Problem statement - Please repeat all of the listing exactly.

:::

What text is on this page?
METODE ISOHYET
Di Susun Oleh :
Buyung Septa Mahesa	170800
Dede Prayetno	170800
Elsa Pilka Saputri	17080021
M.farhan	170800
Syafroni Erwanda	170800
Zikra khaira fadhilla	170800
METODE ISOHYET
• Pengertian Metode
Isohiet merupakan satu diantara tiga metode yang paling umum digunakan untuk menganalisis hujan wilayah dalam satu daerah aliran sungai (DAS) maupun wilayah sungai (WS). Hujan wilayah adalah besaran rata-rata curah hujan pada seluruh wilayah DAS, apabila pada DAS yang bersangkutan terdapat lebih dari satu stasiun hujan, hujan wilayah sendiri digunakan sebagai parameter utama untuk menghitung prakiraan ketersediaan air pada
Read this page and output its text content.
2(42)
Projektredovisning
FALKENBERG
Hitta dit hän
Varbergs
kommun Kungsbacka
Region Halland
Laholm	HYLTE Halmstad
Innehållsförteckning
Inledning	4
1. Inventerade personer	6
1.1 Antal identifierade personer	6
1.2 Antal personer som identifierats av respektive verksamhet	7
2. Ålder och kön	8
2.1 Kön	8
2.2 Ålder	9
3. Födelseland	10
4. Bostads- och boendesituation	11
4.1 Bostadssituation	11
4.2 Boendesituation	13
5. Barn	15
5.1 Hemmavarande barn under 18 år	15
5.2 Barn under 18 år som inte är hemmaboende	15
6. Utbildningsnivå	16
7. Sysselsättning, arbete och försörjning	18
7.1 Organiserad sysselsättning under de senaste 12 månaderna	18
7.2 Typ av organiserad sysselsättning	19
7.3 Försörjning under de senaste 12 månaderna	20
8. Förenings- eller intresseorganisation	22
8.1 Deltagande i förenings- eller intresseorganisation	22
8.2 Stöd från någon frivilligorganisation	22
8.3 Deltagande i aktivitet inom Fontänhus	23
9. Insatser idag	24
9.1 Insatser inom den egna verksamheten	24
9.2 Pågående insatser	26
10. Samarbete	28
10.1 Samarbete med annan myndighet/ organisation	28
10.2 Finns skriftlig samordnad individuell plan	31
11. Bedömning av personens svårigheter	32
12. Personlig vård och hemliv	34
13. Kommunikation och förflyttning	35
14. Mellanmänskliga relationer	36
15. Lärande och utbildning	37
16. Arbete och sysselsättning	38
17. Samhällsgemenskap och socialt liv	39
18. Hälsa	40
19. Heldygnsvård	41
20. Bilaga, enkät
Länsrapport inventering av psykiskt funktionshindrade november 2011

:::

Output below -
What text is on this page?
METODE ISOHYET
Di Susun Oleh :
Buyung Septa Mahesa	170800
Dede Prayetno	170800
Elsa Pilka Saputri	17080021
M.farhan	170800
Syafroni Erwanda	170800
Zikra khaira fadhilla	170800
METODE ISOHYET
• Pengertian Metode
Isohiet merupakan satu diantara tiga metode yang paling umum digunakan untuk menganalisis hujan wilayah dalam satu daerah aliran sungai (DAS) maupun wilayah sungai (WS). Hujan wilayah adalah besaran rata-rata curah hujan pada seluruh wilayah DAS, apabila pada DAS yang bersangkutan terdapat lebih dari satu stasiun hujan, hujan wilayah sendiri digunakan sebagai parameter utama untuk menghitung prakiraan ketersediaan air pada
Read this page and output its text content.
2(42)
Projektredovisning
FALKENBERG
Hitta dit hän
Varbergs
kommun Kungsbacka
Region Halland
Laholm	HYLTE Halmstad
Innehållsförteckning
Inledning	4
1. Inventerade personer	6
1.1 Antal identifierade personer	6
1.2 Antal personer som identifierats av respektive verksamhet	7
2. Ålder och kön	8
2.1 Kön	8
2.2 Ålder	9
3. Födelseland	10
4. Bostads- och boendesituation	11
4.1 Bostadssituation	11
4.2 Boendesituation	13
5. Barn	15
5.1 Hemmavarande barn under 18 år	15
5.2 Barn under 18 år som inte är hemmaboende	15
6. Utbildningsnivå	16
7. Sysselsättning, arbete och försörjning	18
7.1 Organiserad sysselsättning under de senaste 12 månaderna	18
7.2 Typ av organiserad sysselsättning	19
7.3 Försörjning under de senaste 12 månaderna	20
8. Förenings- eller intresseorganisation	22
8.1 Deltagande i förenings- eller intresseorganisation	22
8.2 Stöd från någon frivilligorganisation	22
8.3 Deltagande i aktivitet inom Fontänhus	23
9. Insatser idag	24
9.1 Insatser inom den egna verksamheten	24
9.2 Pågående insatser	26
10. Samarbete	28
10.1 Samarbete med annan myndighet/ organisation	28
10.2 Finns skriftlig samordnad individuell plan	31
11. Bedömning av personens svårigheter	32
12. Personlig vård och hemliv	34
13. Kommunikation och förflyttning	35
14. Mellanmänskliga relationer	36
15. Lärande och utbildning	37
16. Arbete och sysselsättning	38
17. Samhällsgemenskap och socialt liv	39
18. Hälsa	40
19. Heldygnsvård	41
20. Bilaga, enkät
Länsrapport inventering av psykiskt funktionshindrade november 2011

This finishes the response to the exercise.